Data entries:

━━━━

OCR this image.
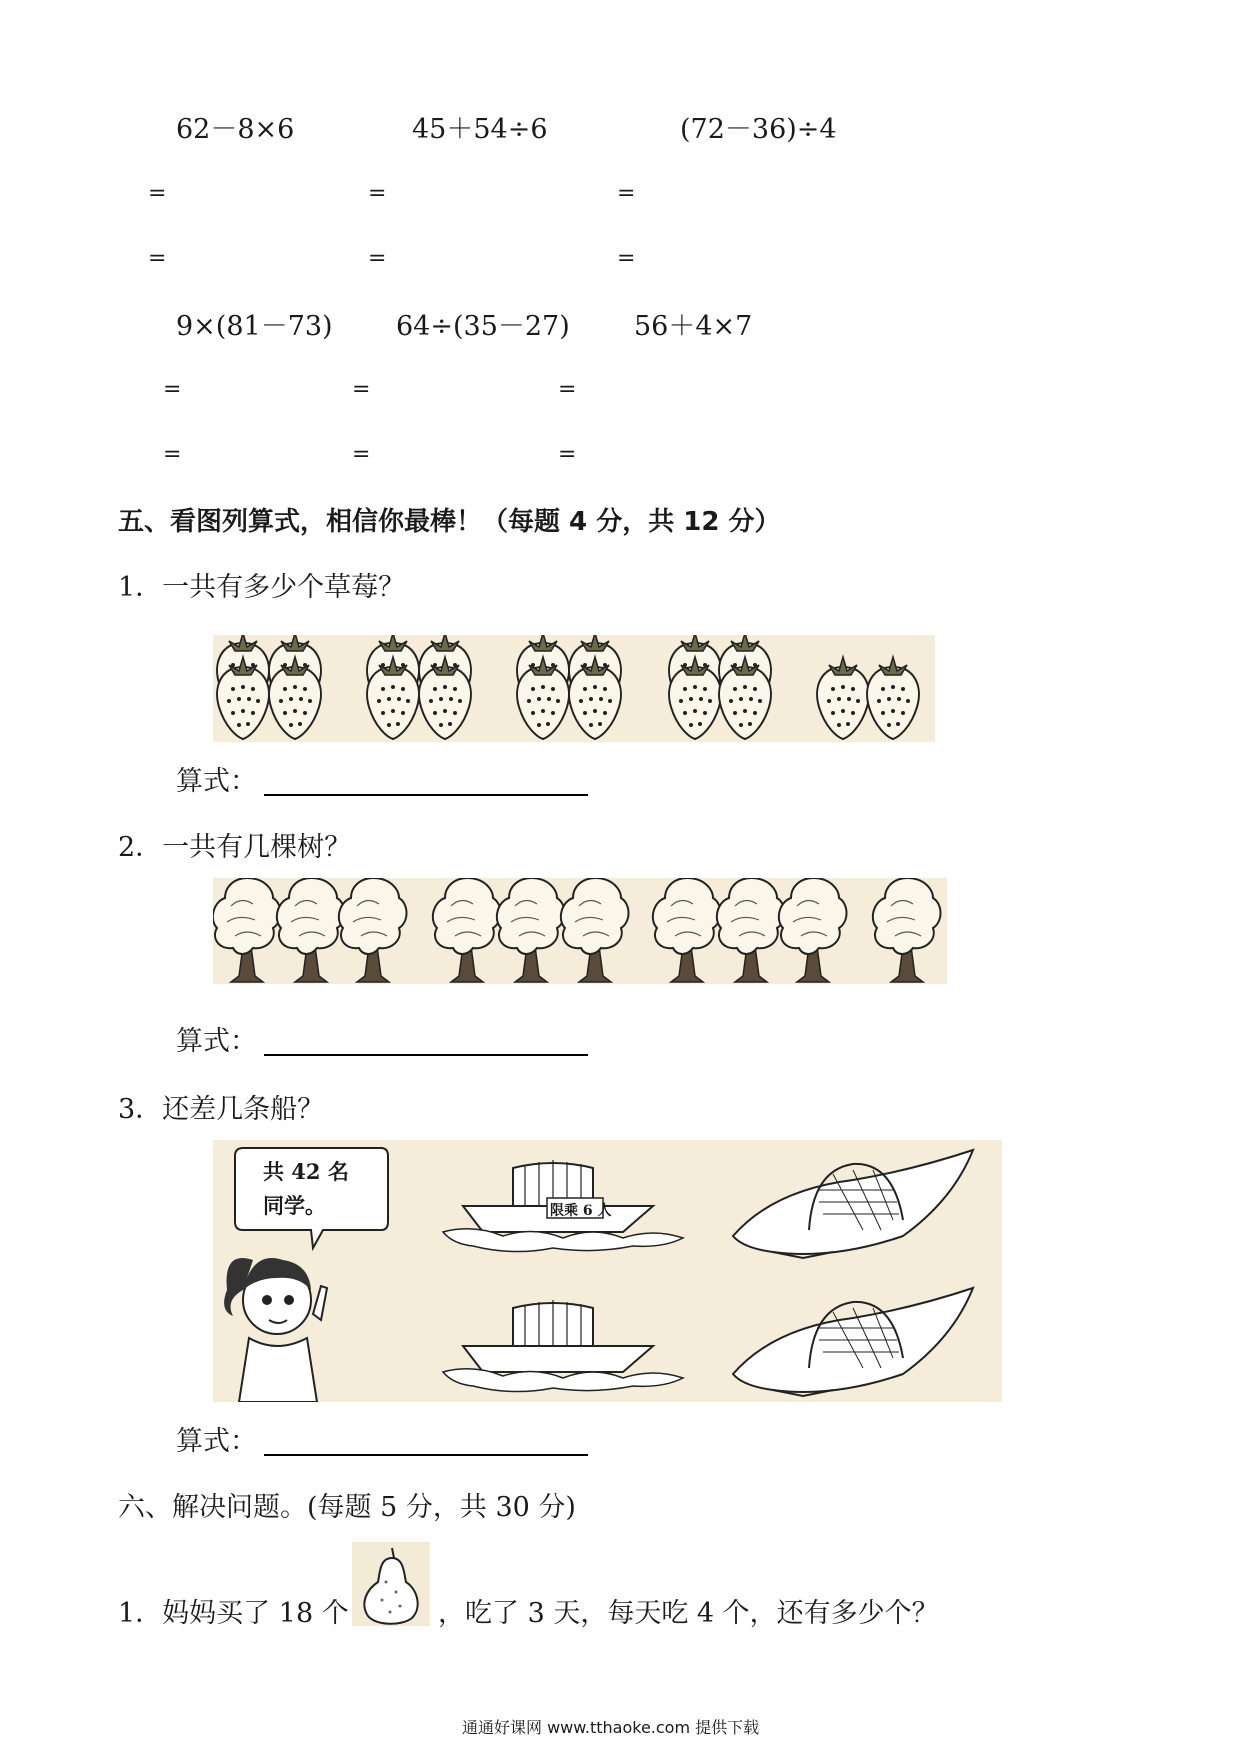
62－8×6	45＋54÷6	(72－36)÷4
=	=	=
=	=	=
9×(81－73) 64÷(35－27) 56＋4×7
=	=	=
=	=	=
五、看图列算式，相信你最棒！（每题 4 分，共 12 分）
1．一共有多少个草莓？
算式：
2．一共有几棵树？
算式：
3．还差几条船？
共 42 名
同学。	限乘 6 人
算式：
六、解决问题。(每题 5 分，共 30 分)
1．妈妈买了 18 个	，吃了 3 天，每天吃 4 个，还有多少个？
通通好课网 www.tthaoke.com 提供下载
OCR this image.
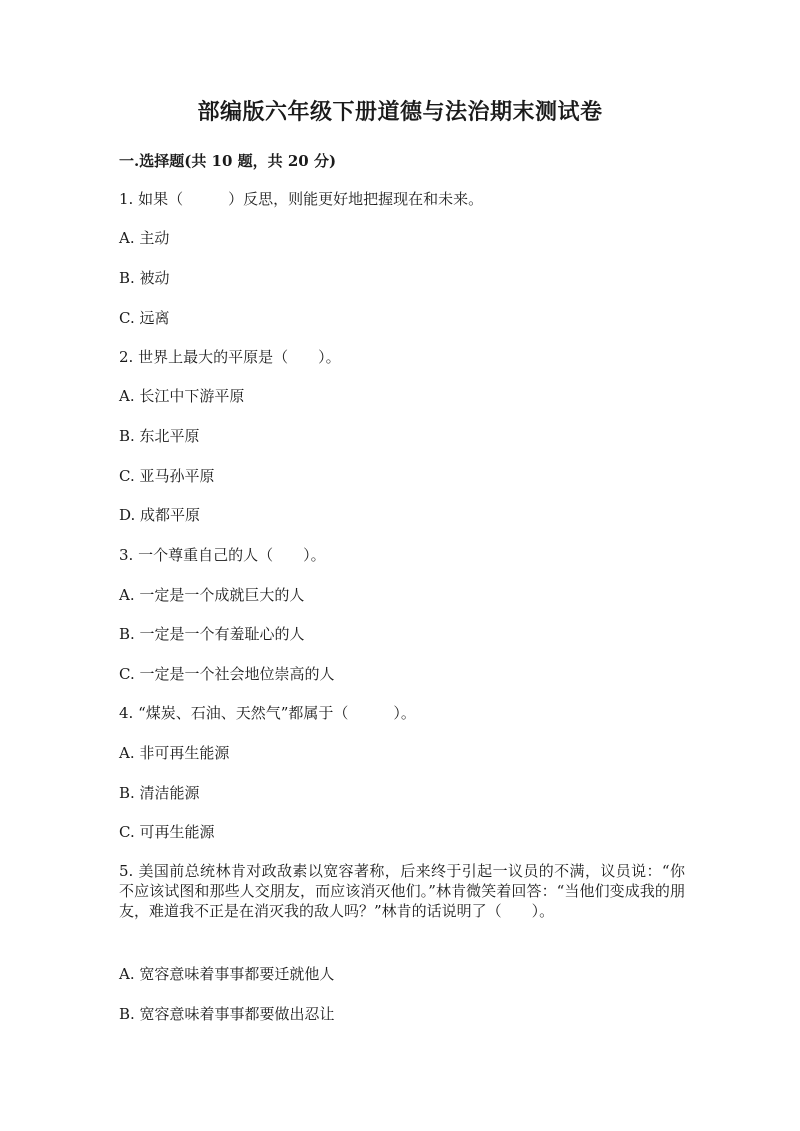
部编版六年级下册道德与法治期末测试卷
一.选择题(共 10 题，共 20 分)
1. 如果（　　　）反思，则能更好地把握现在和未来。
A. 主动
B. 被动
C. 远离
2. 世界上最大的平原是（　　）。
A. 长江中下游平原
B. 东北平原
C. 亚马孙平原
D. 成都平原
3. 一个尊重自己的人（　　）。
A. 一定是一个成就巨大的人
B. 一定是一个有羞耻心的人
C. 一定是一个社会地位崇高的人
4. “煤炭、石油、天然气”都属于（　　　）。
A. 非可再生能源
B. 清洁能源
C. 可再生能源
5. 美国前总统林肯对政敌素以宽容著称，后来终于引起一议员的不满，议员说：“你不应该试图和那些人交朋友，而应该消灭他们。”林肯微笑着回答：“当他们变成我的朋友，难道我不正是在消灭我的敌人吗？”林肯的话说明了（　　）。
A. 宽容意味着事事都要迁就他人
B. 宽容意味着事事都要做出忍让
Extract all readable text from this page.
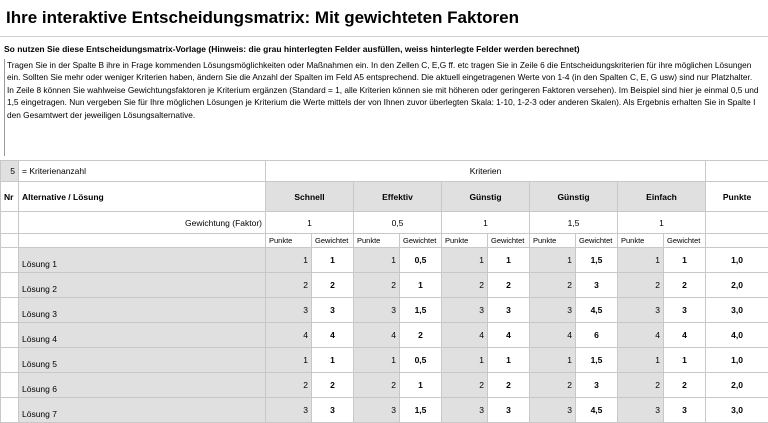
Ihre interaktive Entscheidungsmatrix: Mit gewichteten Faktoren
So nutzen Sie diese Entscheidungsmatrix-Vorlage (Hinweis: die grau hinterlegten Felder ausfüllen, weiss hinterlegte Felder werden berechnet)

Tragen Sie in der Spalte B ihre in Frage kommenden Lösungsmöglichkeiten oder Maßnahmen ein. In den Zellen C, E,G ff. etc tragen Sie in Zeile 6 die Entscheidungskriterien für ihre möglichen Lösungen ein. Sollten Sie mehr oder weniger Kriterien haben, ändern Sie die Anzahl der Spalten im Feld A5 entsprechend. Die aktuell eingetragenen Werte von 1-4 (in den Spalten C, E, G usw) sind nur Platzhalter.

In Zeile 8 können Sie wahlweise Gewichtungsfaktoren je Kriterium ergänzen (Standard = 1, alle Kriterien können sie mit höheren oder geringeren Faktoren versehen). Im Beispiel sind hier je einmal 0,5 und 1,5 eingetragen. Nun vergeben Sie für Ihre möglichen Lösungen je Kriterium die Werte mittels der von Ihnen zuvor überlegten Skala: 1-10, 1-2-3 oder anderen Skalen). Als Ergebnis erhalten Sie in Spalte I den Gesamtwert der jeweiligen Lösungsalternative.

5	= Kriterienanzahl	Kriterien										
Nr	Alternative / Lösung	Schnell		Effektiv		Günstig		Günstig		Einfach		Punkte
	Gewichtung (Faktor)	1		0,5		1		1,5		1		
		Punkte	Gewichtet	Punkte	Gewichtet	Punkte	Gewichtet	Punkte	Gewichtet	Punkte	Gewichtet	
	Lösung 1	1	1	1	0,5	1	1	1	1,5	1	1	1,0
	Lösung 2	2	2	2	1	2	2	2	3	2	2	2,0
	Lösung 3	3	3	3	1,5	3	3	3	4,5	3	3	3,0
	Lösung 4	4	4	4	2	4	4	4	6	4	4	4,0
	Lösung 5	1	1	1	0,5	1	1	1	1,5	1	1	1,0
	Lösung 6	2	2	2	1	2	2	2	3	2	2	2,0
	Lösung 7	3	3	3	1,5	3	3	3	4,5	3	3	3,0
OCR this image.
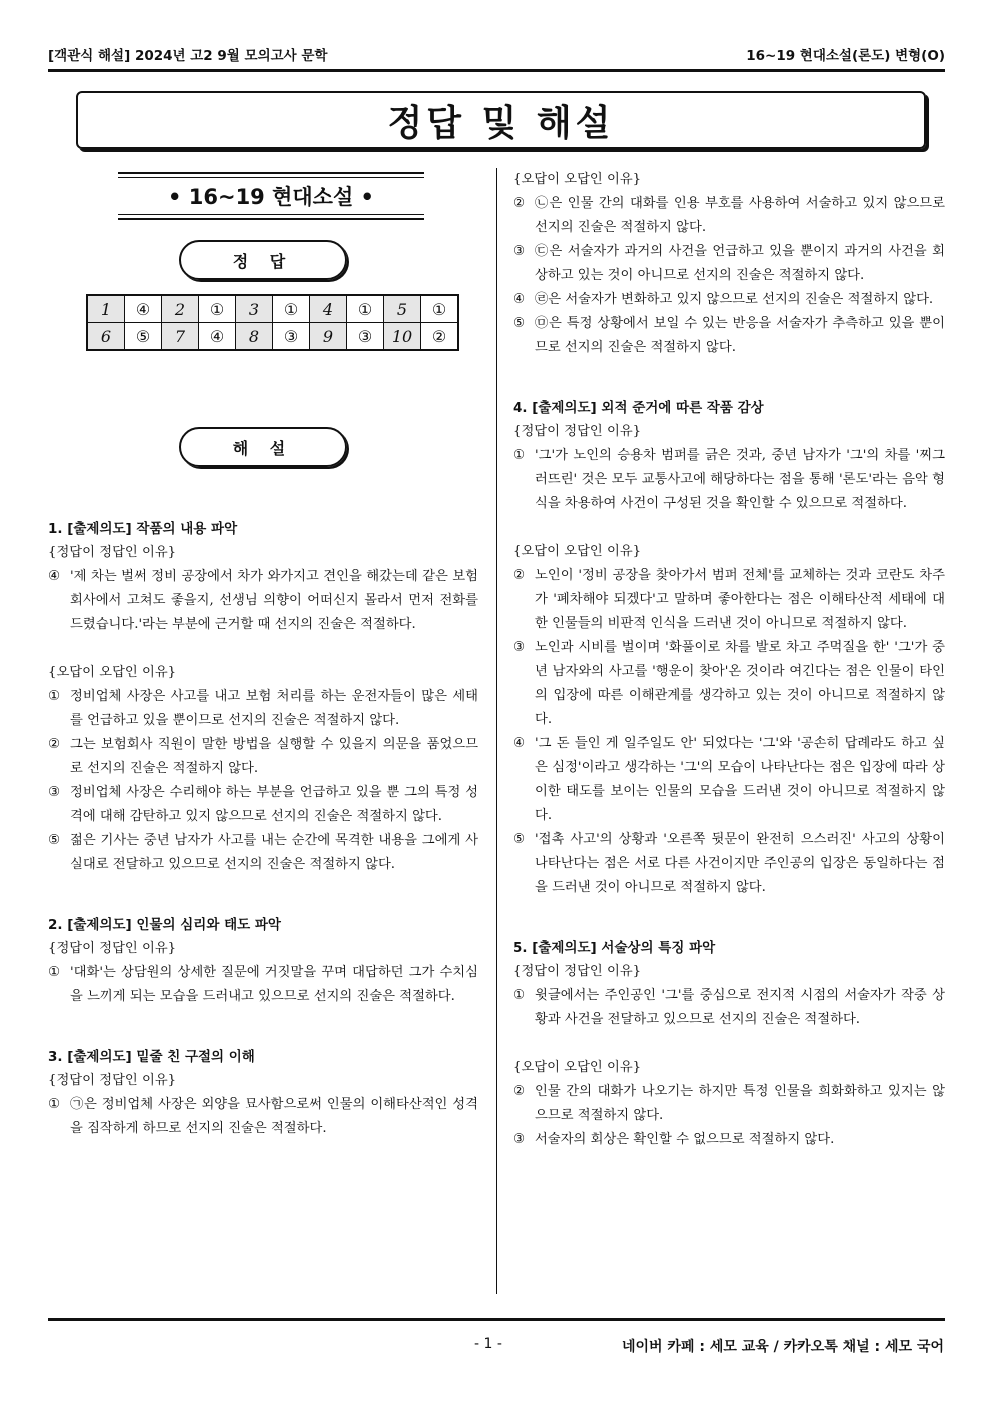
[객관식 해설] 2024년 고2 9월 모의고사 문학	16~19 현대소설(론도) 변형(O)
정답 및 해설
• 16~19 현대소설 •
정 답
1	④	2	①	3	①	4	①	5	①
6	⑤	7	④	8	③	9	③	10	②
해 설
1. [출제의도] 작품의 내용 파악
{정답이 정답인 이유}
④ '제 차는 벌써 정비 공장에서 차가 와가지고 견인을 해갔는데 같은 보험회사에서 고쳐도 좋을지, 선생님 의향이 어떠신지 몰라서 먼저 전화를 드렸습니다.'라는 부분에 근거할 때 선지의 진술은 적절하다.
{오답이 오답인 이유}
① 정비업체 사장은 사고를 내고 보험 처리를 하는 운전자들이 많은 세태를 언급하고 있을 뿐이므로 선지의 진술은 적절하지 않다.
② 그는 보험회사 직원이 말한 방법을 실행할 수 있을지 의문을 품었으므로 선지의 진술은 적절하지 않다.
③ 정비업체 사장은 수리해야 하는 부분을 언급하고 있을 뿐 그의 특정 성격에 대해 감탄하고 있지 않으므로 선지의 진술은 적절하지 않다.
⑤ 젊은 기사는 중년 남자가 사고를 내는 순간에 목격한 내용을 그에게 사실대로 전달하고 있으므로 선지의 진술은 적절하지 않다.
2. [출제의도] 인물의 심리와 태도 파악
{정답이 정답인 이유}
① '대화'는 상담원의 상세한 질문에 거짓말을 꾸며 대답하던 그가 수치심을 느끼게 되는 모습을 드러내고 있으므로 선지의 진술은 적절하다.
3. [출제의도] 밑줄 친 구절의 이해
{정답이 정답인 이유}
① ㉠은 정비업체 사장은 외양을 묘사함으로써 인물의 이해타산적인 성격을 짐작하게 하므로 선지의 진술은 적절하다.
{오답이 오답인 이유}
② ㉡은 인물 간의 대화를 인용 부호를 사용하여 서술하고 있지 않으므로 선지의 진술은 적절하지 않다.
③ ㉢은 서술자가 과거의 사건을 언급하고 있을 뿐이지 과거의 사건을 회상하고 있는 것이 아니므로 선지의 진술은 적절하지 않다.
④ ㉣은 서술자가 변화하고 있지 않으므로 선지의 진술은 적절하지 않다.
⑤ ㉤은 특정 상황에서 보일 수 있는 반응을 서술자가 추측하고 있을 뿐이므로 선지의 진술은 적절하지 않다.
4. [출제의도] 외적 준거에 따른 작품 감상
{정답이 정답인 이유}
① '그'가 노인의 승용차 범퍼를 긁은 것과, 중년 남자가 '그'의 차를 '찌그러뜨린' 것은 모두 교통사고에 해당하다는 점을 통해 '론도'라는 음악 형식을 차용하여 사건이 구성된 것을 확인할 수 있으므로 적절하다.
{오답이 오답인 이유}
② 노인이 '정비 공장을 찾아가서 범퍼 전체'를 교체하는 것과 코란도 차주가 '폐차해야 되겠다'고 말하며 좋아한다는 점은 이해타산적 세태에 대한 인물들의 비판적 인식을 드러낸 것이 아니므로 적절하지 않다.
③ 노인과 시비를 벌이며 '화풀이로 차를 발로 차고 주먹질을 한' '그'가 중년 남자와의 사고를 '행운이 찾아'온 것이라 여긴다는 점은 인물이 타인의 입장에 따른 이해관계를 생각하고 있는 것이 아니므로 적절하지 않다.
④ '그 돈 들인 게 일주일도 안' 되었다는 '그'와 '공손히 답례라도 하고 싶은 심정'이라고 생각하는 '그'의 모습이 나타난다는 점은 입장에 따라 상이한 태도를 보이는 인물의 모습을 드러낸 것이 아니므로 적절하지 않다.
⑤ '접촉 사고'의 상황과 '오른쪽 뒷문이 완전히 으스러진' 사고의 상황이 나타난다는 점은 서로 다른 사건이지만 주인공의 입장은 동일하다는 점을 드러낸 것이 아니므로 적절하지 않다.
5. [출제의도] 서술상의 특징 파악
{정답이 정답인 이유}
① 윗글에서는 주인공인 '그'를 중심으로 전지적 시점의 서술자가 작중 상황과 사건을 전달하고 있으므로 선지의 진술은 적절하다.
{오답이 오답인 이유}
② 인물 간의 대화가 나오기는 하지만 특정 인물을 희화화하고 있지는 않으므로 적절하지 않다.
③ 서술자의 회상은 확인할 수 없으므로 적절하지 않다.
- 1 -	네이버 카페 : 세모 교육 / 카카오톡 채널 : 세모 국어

━━━━

Task:
Determine the count of lines in the data above with the string "뿐이므로" in them, and give that count alone.

Written response:
2